(Records from a collection of figures)
Segment Open
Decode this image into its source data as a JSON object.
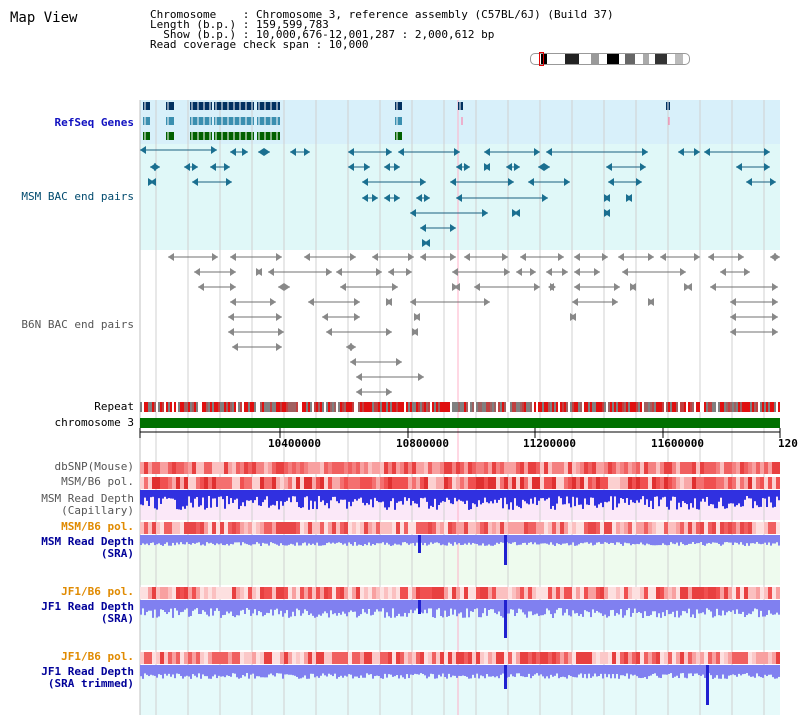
{
  "header": {
    "title": "Map View",
    "lines": [
      "Chromosome    : Chromosome 3, reference assembly (C57BL/6J) (Build 37)",
      "Length (b.p.) : 159,599,783",
      "  Show (b.p.) : 10,000,676-12,001,287 : 2,000,612 bp",
      "Read coverage check span : 10,000"
    ]
  },
  "tracks": {
    "refseq": "RefSeq Genes",
    "msm_bac": "MSM BAC end pairs",
    "b6n_bac": "B6N BAC end pairs",
    "repeat": "Repeat",
    "chromosome": "chromosome 3",
    "dbsnp": "dbSNP(Mouse)",
    "msm_b6_pol_1": "MSM/B6 pol.",
    "msm_read_depth_cap_1": "MSM Read Depth",
    "msm_read_depth_cap_2": "(Capillary)",
    "msm_b6_pol_2": "MSM/B6 pol.",
    "msm_read_depth_sra_1": "MSM Read Depth",
    "msm_read_depth_sra_2": "(SRA)",
    "jf1_b6_pol_1": "JF1/B6 pol.",
    "jf1_read_depth_sra_1": "JF1 Read Depth",
    "jf1_read_depth_sra_2": "(SRA)",
    "jf1_b6_pol_2": "JF1/B6 pol.",
    "jf1_read_depth_trim_1": "JF1 Read Depth",
    "jf1_read_depth_trim_2": "(SRA trimmed)"
  },
  "axis": {
    "ticks": [
      "10400000",
      "10800000",
      "11200000",
      "11600000",
      "120"
    ]
  },
  "colors": {
    "refseq_bg": "#d8f0fa",
    "msm_bg": "#e0f8f8",
    "repeat_red": "#e01010",
    "chrom_green": "#007000",
    "read_depth_blue": "#3030e0",
    "pol_red": "#f05050"
  }
}
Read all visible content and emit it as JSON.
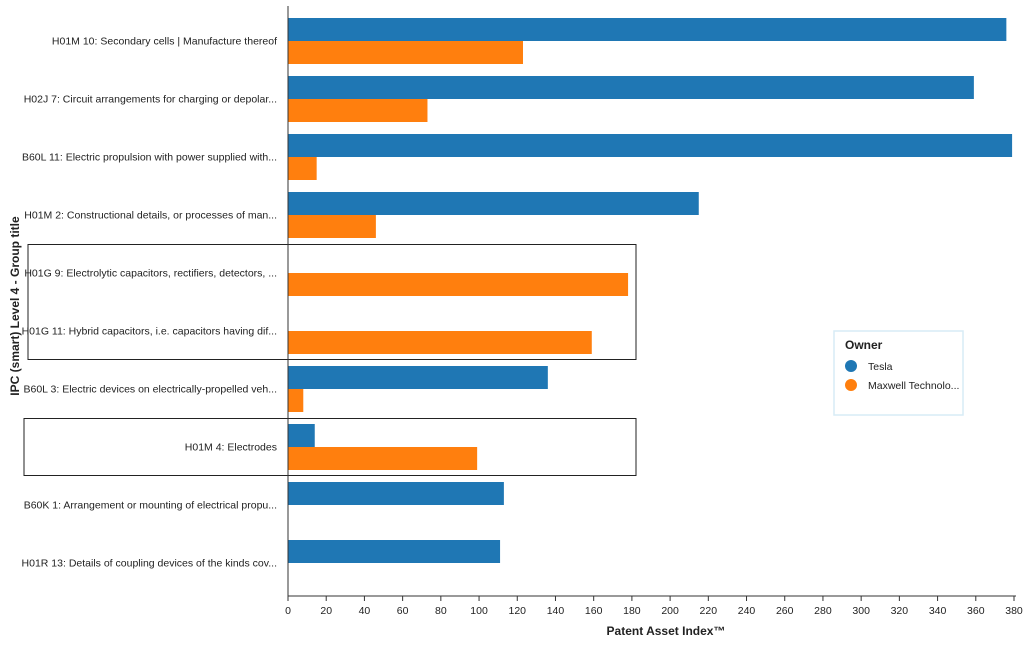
{
  "chart_data": {
    "type": "bar",
    "orientation": "horizontal",
    "categories": [
      "H01M 10: Secondary cells | Manufacture thereof",
      "H02J 7: Circuit arrangements for charging or depolar...",
      "B60L 11: Electric propulsion with power supplied with...",
      "H01M 2: Constructional details, or processes of man...",
      "H01G 9: Electrolytic capacitors, rectifiers, detectors, ...",
      "H01G 11: Hybrid capacitors, i.e. capacitors having dif...",
      "B60L 3: Electric devices on electrically-propelled veh...",
      "H01M 4: Electrodes",
      "B60K 1: Arrangement or mounting of electrical propu...",
      "H01R 13: Details of coupling devices of the kinds cov..."
    ],
    "series": [
      {
        "name": "Tesla",
        "color": "#1f77b4",
        "values": [
          376,
          359,
          379,
          215,
          null,
          null,
          136,
          14,
          113,
          111
        ]
      },
      {
        "name": "Maxwell Technolo...",
        "color": "#ff7f0e",
        "values": [
          123,
          73,
          15,
          46,
          178,
          159,
          8,
          99,
          null,
          null
        ]
      }
    ],
    "xlabel": "Patent Asset Index™",
    "ylabel": "IPC (smart) Level 4 - Group title",
    "xlim": [
      0,
      380
    ],
    "xticks": [
      0,
      20,
      40,
      60,
      80,
      100,
      120,
      140,
      160,
      180,
      200,
      220,
      240,
      260,
      280,
      300,
      320,
      340,
      360,
      380
    ],
    "legend": {
      "title": "Owner",
      "position": "right",
      "entries": [
        "Tesla",
        "Maxwell Technolo..."
      ]
    },
    "highlighted_categories": [
      [
        "H01G 9: Electrolytic capacitors, rectifiers, detectors, ...",
        "H01G 11: Hybrid capacitors, i.e. capacitors having dif..."
      ],
      [
        "H01M 4: Electrodes"
      ]
    ]
  }
}
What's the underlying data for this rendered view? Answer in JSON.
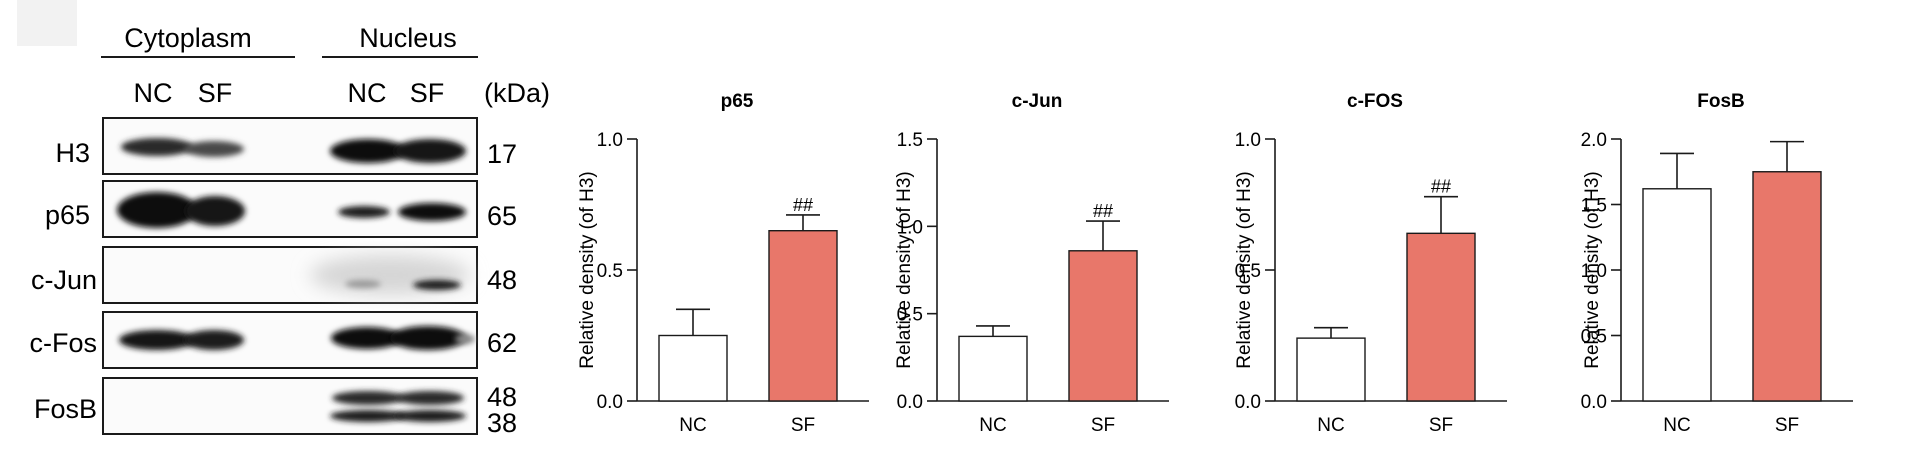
{
  "western_blot": {
    "groups": [
      {
        "label": "Cytoplasm",
        "lanes": [
          "NC",
          "SF"
        ]
      },
      {
        "label": "Nucleus",
        "lanes": [
          "NC",
          "SF"
        ]
      }
    ],
    "kda_label": "(kDa)",
    "rows": [
      {
        "protein": "H3",
        "kda": [
          "17"
        ]
      },
      {
        "protein": "p65",
        "kda": [
          "65"
        ]
      },
      {
        "protein": "c-Jun",
        "kda": [
          "48"
        ]
      },
      {
        "protein": "c-Fos",
        "kda": [
          "62"
        ]
      },
      {
        "protein": "FosB",
        "kda": [
          "48",
          "38"
        ]
      }
    ]
  },
  "colors": {
    "nc_fill": "#ffffff",
    "sf_fill": "#e8776a",
    "stroke": "#1a1a1a"
  },
  "chart_data": [
    {
      "type": "bar",
      "title": "p65",
      "categories": [
        "NC",
        "SF"
      ],
      "values": [
        0.25,
        0.65
      ],
      "errors": [
        0.1,
        0.06
      ],
      "ylabel": "Relative density (of H3)",
      "ylim": [
        0,
        1.0
      ],
      "yticks": [
        "0.0",
        "0.5",
        "1.0"
      ],
      "annotations": [
        {
          "category": "SF",
          "text": "##"
        }
      ]
    },
    {
      "type": "bar",
      "title": "c-Jun",
      "categories": [
        "NC",
        "SF"
      ],
      "values": [
        0.37,
        0.86
      ],
      "errors": [
        0.06,
        0.17
      ],
      "ylabel": "Relative density (of H3)",
      "ylim": [
        0,
        1.5
      ],
      "yticks": [
        "0.0",
        "0.5",
        "1.0",
        "1.5"
      ],
      "annotations": [
        {
          "category": "SF",
          "text": "##"
        }
      ]
    },
    {
      "type": "bar",
      "title": "c-FOS",
      "categories": [
        "NC",
        "SF"
      ],
      "values": [
        0.24,
        0.64
      ],
      "errors": [
        0.04,
        0.14
      ],
      "ylabel": "Relative density (of H3)",
      "ylim": [
        0,
        1.0
      ],
      "yticks": [
        "0.0",
        "0.5",
        "1.0"
      ],
      "annotations": [
        {
          "category": "SF",
          "text": "##"
        }
      ]
    },
    {
      "type": "bar",
      "title": "FosB",
      "categories": [
        "NC",
        "SF"
      ],
      "values": [
        1.62,
        1.75
      ],
      "errors": [
        0.27,
        0.23
      ],
      "ylabel": "Relative density (of H3)",
      "ylim": [
        0,
        2.0
      ],
      "yticks": [
        "0.0",
        "0.5",
        "1.0",
        "1.5",
        "2.0"
      ],
      "annotations": []
    }
  ]
}
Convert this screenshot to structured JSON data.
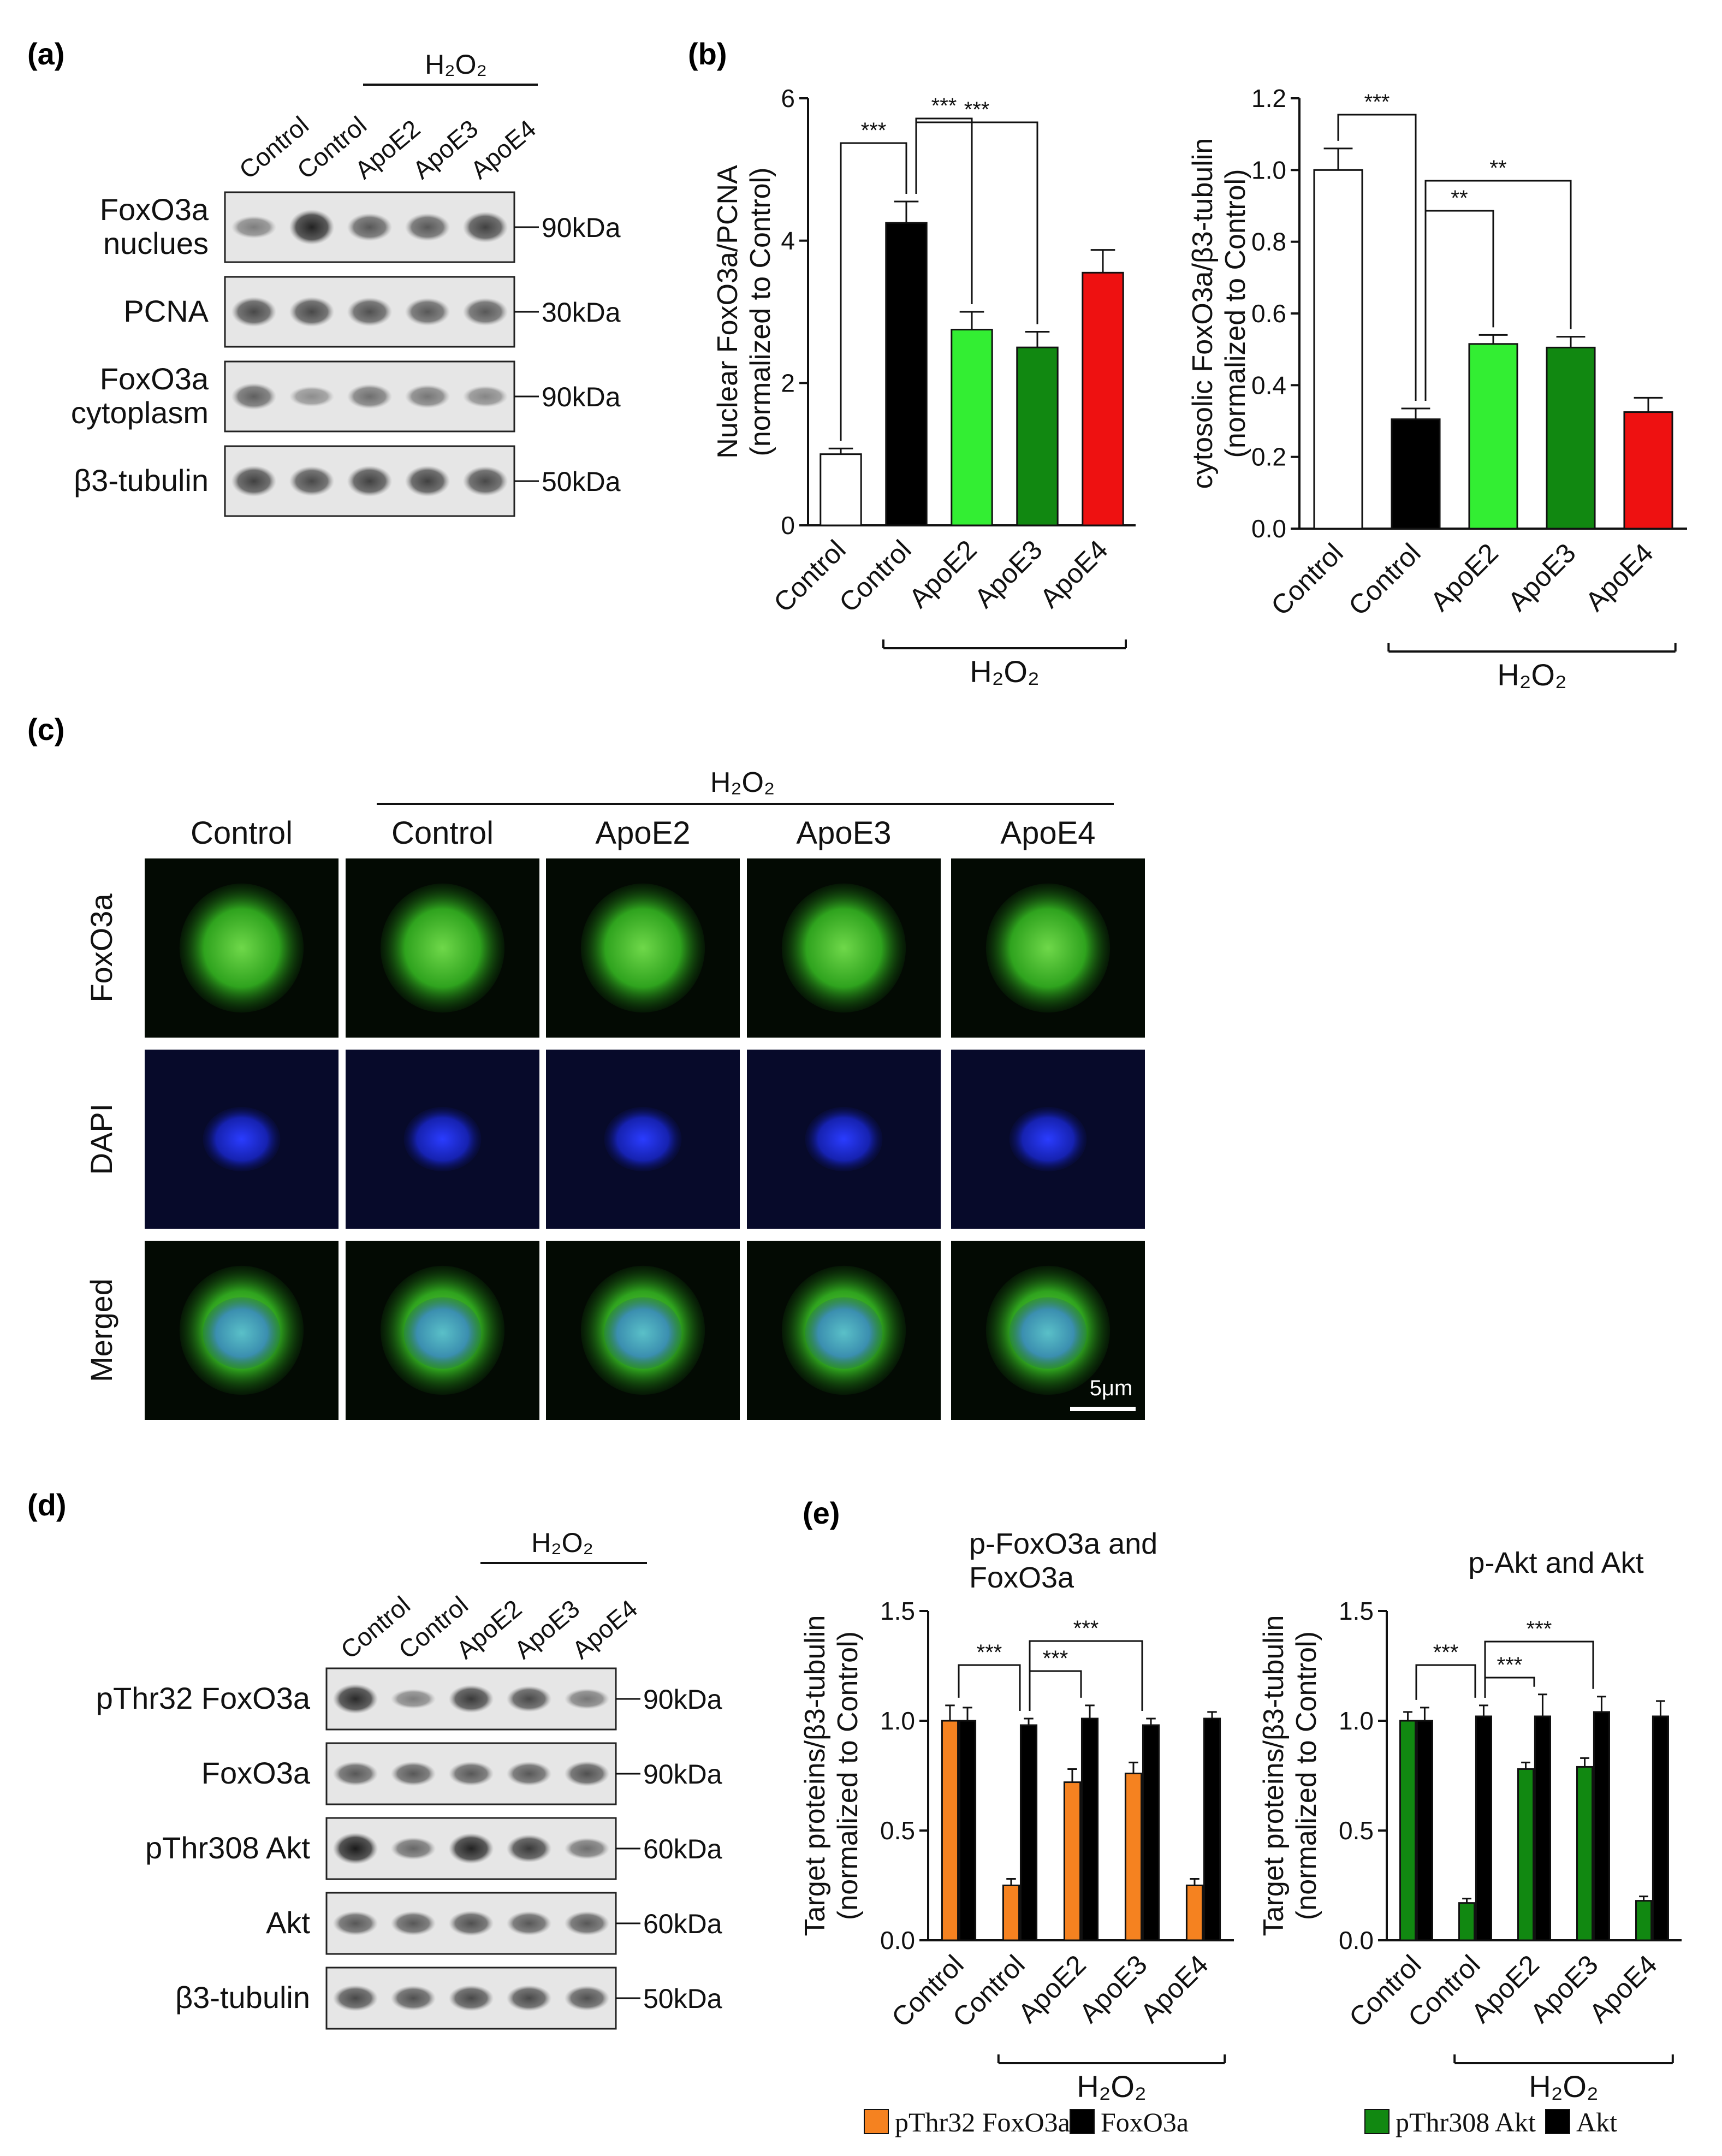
{
  "labels": {
    "a": "(a)",
    "b": "(b)",
    "c": "(c)",
    "d": "(d)",
    "e": "(e)",
    "h2o2": "H₂O₂",
    "scale_bar": "5μm"
  },
  "panel_a": {
    "lanes": [
      "Control",
      "Control",
      "ApoE2",
      "ApoE3",
      "ApoE4"
    ],
    "blots": [
      {
        "label": [
          "FoxO3a",
          "nuclues"
        ],
        "size": "90kDa"
      },
      {
        "label": [
          "PCNA"
        ],
        "size": "30kDa"
      },
      {
        "label": [
          "FoxO3a",
          "cytoplasm"
        ],
        "size": "90kDa"
      },
      {
        "label": [
          "β3-tubulin"
        ],
        "size": "50kDa"
      }
    ]
  },
  "panel_c": {
    "columns": [
      "Control",
      "Control",
      "ApoE2",
      "ApoE3",
      "ApoE4"
    ],
    "rows": [
      "FoxO3a",
      "DAPI",
      "Merged"
    ]
  },
  "panel_d": {
    "lanes": [
      "Control",
      "Control",
      "ApoE2",
      "ApoE3",
      "ApoE4"
    ],
    "blots": [
      {
        "label": "pThr32 FoxO3a",
        "size": "90kDa"
      },
      {
        "label": "FoxO3a",
        "size": "90kDa"
      },
      {
        "label": "pThr308 Akt",
        "size": "60kDa"
      },
      {
        "label": "Akt",
        "size": "60kDa"
      },
      {
        "label": "β3-tubulin",
        "size": "50kDa"
      }
    ]
  },
  "chart_data": [
    {
      "id": "b1",
      "type": "bar",
      "categories": [
        "Control",
        "Control",
        "ApoE2",
        "ApoE3",
        "ApoE4"
      ],
      "values": [
        1.0,
        4.25,
        2.75,
        2.5,
        3.55
      ],
      "errors": [
        0.08,
        0.3,
        0.25,
        0.22,
        0.32
      ],
      "colors": [
        "#ffffff",
        "#000000",
        "#33ee33",
        "#118811",
        "#ee1111"
      ],
      "ylabel": [
        "Nuclear FoxO3a/PCNA",
        "(normalized to Control)"
      ],
      "ylim": [
        0,
        6
      ],
      "yticks": [
        "0",
        "2",
        "4",
        "6"
      ],
      "group_label": "H₂O₂",
      "significance": [
        "***",
        "***",
        "***"
      ]
    },
    {
      "id": "b2",
      "type": "bar",
      "categories": [
        "Control",
        "Control",
        "ApoE2",
        "ApoE3",
        "ApoE4"
      ],
      "values": [
        1.0,
        0.305,
        0.515,
        0.505,
        0.325
      ],
      "errors": [
        0.06,
        0.03,
        0.025,
        0.03,
        0.04
      ],
      "colors": [
        "#ffffff",
        "#000000",
        "#33ee33",
        "#118811",
        "#ee1111"
      ],
      "ylabel": [
        "cytosolic FoxO3a/β3-tubulin",
        "(normalized to Control)"
      ],
      "ylim": [
        0,
        1.2
      ],
      "yticks": [
        "0.0",
        "0.2",
        "0.4",
        "0.6",
        "0.8",
        "1.0",
        "1.2"
      ],
      "group_label": "H₂O₂",
      "significance": [
        "***",
        "**",
        "**"
      ]
    },
    {
      "id": "e1",
      "type": "bar",
      "title": [
        "p-FoxO3a and",
        "FoxO3a"
      ],
      "categories": [
        "Control",
        "Control",
        "ApoE2",
        "ApoE3",
        "ApoE4"
      ],
      "series": [
        {
          "name": "pThr32 FoxO3a",
          "color": "#f58220",
          "values": [
            1.0,
            0.25,
            0.72,
            0.76,
            0.25
          ],
          "errors": [
            0.07,
            0.03,
            0.06,
            0.05,
            0.03
          ]
        },
        {
          "name": "FoxO3a",
          "color": "#000000",
          "values": [
            1.0,
            0.98,
            1.01,
            0.98,
            1.01
          ],
          "errors": [
            0.06,
            0.03,
            0.06,
            0.03,
            0.03
          ]
        }
      ],
      "ylabel": [
        "Target proteins/β3-tubulin",
        "(normalized to Control)"
      ],
      "ylim": [
        0,
        1.5
      ],
      "yticks": [
        "0.0",
        "0.5",
        "1.0",
        "1.5"
      ],
      "group_label": "H₂O₂",
      "significance": [
        "***",
        "***",
        "***"
      ]
    },
    {
      "id": "e2",
      "type": "bar",
      "title": [
        "p-Akt and Akt"
      ],
      "categories": [
        "Control",
        "Control",
        "ApoE2",
        "ApoE3",
        "ApoE4"
      ],
      "series": [
        {
          "name": "pThr308 Akt",
          "color": "#118811",
          "values": [
            1.0,
            0.17,
            0.78,
            0.79,
            0.18
          ],
          "errors": [
            0.04,
            0.02,
            0.03,
            0.04,
            0.02
          ]
        },
        {
          "name": "Akt",
          "color": "#000000",
          "values": [
            1.0,
            1.02,
            1.02,
            1.04,
            1.02
          ],
          "errors": [
            0.06,
            0.05,
            0.1,
            0.07,
            0.07
          ]
        }
      ],
      "ylabel": [
        "Target proteins/β3-tubulin",
        "(normalized to Control)"
      ],
      "ylim": [
        0,
        1.5
      ],
      "yticks": [
        "0.0",
        "0.5",
        "1.0",
        "1.5"
      ],
      "group_label": "H₂O₂",
      "significance": [
        "***",
        "***",
        "***"
      ]
    }
  ]
}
Segment Closed
_Assigned task_. Going through the data above, return each line with the word "rectifiers".

_The completed task_.
      "H01G 9: Electrolytic capacitors, rectifiers, detectors, ...",
        "H01G 9: Electrolytic capacitors, rectifiers, detectors, ...",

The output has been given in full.